- Request 1 -
Set down the passage of the landlord energy tariff guide that starts with "- Void periods: prioritise" and continues through "flip the result.", keeping every word unchanged.

- Excerpt provided -

┄┄┄┄┄┄

Cheapest energy tariff for landlords in the UK (2026 guide)
There isn’t one single “landlord tariff” that’s always the cheapest. The lowest-cost option depends on the property’s meter, payment method, region and who’s responsible for the bills. Use this guide to choose the right set‑up and compare whole-of-market tariffs confidently.
- Clear guidance for void periods, HMOs and all‑bills‑included lets
- What to compare: unit rates, standing charges, exit fees and smart meter requirements
- Realistic example costs (with assumptions) and a landlord decision checklist
Estimates only. Availability and prices vary by supplier, region, meter type and credit checks. If tenants pay the bills, they choose the supplier.
Fast answer: what’s the cheapest energy tariff for landlords?
For most landlords, the “cheapest” tariff isn’t a special landlord product. It’s usually the lowest total annual cost tariff available for the property’s exact set‑up (postcode/region, meter type, payment method and usage) during the time you are responsible for the bill (typically void periods or all‑bills‑included lets).
Key point: If tenants are the bill payer, they have the right to choose the supplier. You can’t force them to stay on your preferred tariff, but you can leave the property set up to make switching easy (e.g., accurate meter details, no debt, working meter access).
Key takeaways (landlords)
- Void periods: prioritise low standing charges if usage is tiny, but still check the all‑in annual cost.
- All‑bills‑included lets / HMOs: prioritise predictable costs, no punitive exit fees, and tariffs that match higher typical usage.
- Meter matters: prepayment, Economy 7/10, and some smart tariffs can change what’s “cheapest” substantially.
- Compare properly: don’t judge by unit rate alone—standing charges and discounts/caps can flip the result.

┄┄┄┄┄┄

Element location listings
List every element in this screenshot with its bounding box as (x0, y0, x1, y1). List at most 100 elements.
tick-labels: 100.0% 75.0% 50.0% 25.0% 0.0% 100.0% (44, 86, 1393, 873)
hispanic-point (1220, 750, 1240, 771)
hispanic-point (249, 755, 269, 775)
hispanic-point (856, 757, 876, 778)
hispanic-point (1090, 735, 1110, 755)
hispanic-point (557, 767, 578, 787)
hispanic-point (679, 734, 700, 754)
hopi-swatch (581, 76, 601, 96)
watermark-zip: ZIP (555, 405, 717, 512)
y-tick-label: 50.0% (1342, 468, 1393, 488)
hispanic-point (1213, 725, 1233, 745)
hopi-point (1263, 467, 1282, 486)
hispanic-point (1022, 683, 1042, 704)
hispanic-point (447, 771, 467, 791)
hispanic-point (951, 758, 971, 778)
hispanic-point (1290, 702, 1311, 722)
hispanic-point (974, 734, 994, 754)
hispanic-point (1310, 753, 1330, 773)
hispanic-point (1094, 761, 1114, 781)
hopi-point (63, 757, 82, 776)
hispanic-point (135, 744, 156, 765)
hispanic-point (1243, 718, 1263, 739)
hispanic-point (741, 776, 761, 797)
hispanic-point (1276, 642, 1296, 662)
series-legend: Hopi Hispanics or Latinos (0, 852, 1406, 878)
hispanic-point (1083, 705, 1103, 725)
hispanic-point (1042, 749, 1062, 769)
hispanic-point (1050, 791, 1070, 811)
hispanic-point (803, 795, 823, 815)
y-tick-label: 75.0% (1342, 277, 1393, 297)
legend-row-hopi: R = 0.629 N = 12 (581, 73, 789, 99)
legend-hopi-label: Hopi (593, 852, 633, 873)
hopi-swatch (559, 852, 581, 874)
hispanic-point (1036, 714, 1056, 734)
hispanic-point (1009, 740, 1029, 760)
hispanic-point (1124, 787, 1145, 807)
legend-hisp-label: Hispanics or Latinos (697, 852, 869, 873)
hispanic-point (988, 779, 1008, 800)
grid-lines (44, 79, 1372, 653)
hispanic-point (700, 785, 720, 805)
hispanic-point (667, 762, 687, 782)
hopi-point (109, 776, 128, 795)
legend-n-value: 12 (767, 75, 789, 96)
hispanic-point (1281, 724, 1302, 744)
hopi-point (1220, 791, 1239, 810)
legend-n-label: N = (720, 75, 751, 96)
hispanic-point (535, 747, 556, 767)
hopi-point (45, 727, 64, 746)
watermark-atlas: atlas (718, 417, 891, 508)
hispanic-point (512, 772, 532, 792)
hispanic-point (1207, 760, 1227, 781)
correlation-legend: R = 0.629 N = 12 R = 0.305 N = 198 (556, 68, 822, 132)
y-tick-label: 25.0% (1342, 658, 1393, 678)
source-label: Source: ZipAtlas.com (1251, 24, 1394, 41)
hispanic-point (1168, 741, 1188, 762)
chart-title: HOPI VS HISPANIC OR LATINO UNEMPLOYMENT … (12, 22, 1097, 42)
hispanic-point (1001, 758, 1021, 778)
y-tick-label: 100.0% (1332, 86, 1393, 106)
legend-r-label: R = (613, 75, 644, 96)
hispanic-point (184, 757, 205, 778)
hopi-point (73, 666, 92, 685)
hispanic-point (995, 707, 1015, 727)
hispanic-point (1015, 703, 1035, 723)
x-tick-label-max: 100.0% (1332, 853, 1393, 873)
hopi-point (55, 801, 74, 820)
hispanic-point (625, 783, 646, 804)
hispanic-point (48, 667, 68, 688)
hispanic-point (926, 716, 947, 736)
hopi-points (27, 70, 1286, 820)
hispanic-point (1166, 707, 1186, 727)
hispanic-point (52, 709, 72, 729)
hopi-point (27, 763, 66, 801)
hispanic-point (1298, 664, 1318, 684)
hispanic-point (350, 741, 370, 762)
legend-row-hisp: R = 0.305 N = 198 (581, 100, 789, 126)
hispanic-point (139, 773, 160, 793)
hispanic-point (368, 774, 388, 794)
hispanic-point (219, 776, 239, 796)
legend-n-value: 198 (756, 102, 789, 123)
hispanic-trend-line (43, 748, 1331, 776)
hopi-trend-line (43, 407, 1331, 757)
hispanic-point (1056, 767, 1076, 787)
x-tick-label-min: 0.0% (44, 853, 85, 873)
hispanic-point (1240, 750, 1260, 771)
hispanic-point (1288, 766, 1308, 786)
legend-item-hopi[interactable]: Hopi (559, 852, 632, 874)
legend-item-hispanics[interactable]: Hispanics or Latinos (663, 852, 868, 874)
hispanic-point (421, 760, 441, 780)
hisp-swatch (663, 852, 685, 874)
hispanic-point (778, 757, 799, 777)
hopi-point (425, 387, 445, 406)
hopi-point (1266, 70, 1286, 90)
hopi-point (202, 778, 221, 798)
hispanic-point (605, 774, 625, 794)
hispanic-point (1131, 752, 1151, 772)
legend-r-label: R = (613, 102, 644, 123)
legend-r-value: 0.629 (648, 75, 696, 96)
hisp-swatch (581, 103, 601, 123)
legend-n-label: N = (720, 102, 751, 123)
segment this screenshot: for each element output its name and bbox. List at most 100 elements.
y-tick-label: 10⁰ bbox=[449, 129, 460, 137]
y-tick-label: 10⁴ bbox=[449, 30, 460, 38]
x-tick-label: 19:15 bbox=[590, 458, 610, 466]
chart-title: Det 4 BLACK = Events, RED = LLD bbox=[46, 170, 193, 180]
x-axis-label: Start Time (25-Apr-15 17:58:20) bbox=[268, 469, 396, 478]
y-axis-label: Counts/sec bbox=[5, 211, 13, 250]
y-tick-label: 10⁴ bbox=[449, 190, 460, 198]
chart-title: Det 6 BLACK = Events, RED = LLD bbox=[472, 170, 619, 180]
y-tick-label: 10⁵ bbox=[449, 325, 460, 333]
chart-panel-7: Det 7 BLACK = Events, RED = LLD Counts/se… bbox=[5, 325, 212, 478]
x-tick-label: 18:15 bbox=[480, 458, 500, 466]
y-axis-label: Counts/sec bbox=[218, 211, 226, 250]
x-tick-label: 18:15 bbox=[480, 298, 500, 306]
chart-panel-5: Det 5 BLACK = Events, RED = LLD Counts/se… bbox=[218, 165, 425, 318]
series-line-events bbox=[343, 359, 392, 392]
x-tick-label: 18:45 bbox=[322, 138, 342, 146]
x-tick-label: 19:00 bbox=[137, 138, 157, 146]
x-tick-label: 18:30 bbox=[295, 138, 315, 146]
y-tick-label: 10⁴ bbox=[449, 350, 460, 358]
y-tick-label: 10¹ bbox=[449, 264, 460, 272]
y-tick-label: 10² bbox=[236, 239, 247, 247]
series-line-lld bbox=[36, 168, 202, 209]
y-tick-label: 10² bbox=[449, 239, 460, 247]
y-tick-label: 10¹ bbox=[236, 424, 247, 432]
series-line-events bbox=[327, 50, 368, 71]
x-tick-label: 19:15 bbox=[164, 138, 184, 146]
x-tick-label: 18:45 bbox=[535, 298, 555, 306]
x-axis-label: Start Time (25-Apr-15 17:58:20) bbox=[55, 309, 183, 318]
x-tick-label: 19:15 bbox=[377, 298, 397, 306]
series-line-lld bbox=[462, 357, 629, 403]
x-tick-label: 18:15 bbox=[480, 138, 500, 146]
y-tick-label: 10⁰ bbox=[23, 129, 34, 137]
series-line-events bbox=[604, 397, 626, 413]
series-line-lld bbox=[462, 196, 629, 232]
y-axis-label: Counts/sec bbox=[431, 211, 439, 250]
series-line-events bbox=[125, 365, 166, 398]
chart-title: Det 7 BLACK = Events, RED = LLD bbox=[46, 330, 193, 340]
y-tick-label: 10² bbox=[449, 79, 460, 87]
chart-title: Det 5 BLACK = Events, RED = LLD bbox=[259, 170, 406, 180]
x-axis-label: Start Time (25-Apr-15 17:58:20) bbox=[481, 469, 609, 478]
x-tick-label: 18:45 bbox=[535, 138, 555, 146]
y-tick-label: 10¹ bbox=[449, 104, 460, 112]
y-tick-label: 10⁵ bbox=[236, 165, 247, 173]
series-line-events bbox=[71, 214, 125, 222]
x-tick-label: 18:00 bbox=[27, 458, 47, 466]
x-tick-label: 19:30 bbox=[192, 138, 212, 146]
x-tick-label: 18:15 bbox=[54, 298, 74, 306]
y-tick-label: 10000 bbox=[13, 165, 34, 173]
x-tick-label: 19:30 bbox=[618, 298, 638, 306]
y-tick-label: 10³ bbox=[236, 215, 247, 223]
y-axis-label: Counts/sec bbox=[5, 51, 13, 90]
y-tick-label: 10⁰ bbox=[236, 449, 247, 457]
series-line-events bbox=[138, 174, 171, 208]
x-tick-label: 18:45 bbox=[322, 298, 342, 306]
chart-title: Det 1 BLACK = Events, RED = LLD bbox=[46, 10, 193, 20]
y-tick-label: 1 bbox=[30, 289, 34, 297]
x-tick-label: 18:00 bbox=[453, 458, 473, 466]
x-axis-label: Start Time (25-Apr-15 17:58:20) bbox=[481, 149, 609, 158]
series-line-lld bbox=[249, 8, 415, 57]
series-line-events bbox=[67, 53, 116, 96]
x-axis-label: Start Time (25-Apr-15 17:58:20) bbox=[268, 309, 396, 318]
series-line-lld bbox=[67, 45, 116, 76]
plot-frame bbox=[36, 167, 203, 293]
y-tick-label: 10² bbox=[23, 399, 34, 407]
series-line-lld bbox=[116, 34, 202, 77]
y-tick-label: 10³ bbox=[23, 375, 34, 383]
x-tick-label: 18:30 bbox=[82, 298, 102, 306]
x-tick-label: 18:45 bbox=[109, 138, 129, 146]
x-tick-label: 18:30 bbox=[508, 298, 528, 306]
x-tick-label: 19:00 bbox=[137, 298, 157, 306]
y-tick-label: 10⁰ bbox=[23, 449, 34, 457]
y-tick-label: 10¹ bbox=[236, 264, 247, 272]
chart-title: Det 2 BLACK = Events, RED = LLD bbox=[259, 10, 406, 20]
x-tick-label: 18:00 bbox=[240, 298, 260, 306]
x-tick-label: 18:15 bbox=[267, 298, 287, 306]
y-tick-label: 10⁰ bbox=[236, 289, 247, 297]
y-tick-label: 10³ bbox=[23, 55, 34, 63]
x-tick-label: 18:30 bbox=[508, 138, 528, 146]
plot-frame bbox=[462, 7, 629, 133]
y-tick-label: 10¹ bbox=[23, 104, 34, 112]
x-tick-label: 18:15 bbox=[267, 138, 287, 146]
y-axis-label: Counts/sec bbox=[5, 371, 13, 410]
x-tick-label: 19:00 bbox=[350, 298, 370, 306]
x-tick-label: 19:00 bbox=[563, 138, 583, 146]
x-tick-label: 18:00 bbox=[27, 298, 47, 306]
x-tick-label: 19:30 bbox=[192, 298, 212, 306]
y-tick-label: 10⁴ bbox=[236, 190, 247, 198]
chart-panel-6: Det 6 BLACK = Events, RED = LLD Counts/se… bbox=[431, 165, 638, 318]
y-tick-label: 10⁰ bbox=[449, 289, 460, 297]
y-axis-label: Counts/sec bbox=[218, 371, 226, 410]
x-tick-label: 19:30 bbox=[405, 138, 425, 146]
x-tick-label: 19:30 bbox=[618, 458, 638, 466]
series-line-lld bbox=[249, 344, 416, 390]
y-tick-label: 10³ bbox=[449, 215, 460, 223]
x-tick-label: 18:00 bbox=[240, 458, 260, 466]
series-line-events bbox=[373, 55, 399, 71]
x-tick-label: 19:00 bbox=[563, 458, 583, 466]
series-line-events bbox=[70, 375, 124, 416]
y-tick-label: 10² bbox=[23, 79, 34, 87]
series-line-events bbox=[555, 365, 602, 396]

┄┄┄┄┄┄

- Request 2 -
Extract the lines of the records verbatim, from the first line of the records through the line that contains "hispanic-point (803, 795, 823, 815)", and give only those lines.

- Answer 1 -
- Void periods: prioritise low standing charges if usage is tiny, but still check the all‑in annual cost.
- All‑bills‑included lets / HMOs: prioritise predictable costs, no punitive exit fees, and tariffs that match higher typical usage.
- Meter matters: prepayment, Economy 7/10, and some smart tariffs can change what’s “cheapest” substantially.
- Compare properly: don’t judge by unit rate alone—standing charges and discounts/caps can flip the result.

- Answer 2 -
List every element in this screenshot with its bounding box as (x0, y0, x1, y1). List at most 100 elements.
tick-labels: 100.0% 75.0% 50.0% 25.0% 0.0% 100.0% (44, 86, 1393, 873)
hispanic-point (1220, 750, 1240, 771)
hispanic-point (249, 755, 269, 775)
hispanic-point (856, 757, 876, 778)
hispanic-point (1090, 735, 1110, 755)
hispanic-point (557, 767, 578, 787)
hispanic-point (679, 734, 700, 754)
hopi-swatch (581, 76, 601, 96)
watermark-zip: ZIP (555, 405, 717, 512)
y-tick-label: 50.0% (1342, 468, 1393, 488)
hispanic-point (1213, 725, 1233, 745)
hopi-point (1263, 467, 1282, 486)
hispanic-point (1022, 683, 1042, 704)
hispanic-point (447, 771, 467, 791)
hispanic-point (951, 758, 971, 778)
hispanic-point (1290, 702, 1311, 722)
hispanic-point (974, 734, 994, 754)
hispanic-point (1310, 753, 1330, 773)
hispanic-point (1094, 761, 1114, 781)
hopi-point (63, 757, 82, 776)
hispanic-point (135, 744, 156, 765)
hispanic-point (1243, 718, 1263, 739)
hispanic-point (741, 776, 761, 797)
hispanic-point (1276, 642, 1296, 662)
series-legend: Hopi Hispanics or Latinos (0, 852, 1406, 878)
hispanic-point (1083, 705, 1103, 725)
hispanic-point (1042, 749, 1062, 769)
hispanic-point (1050, 791, 1070, 811)
hispanic-point (803, 795, 823, 815)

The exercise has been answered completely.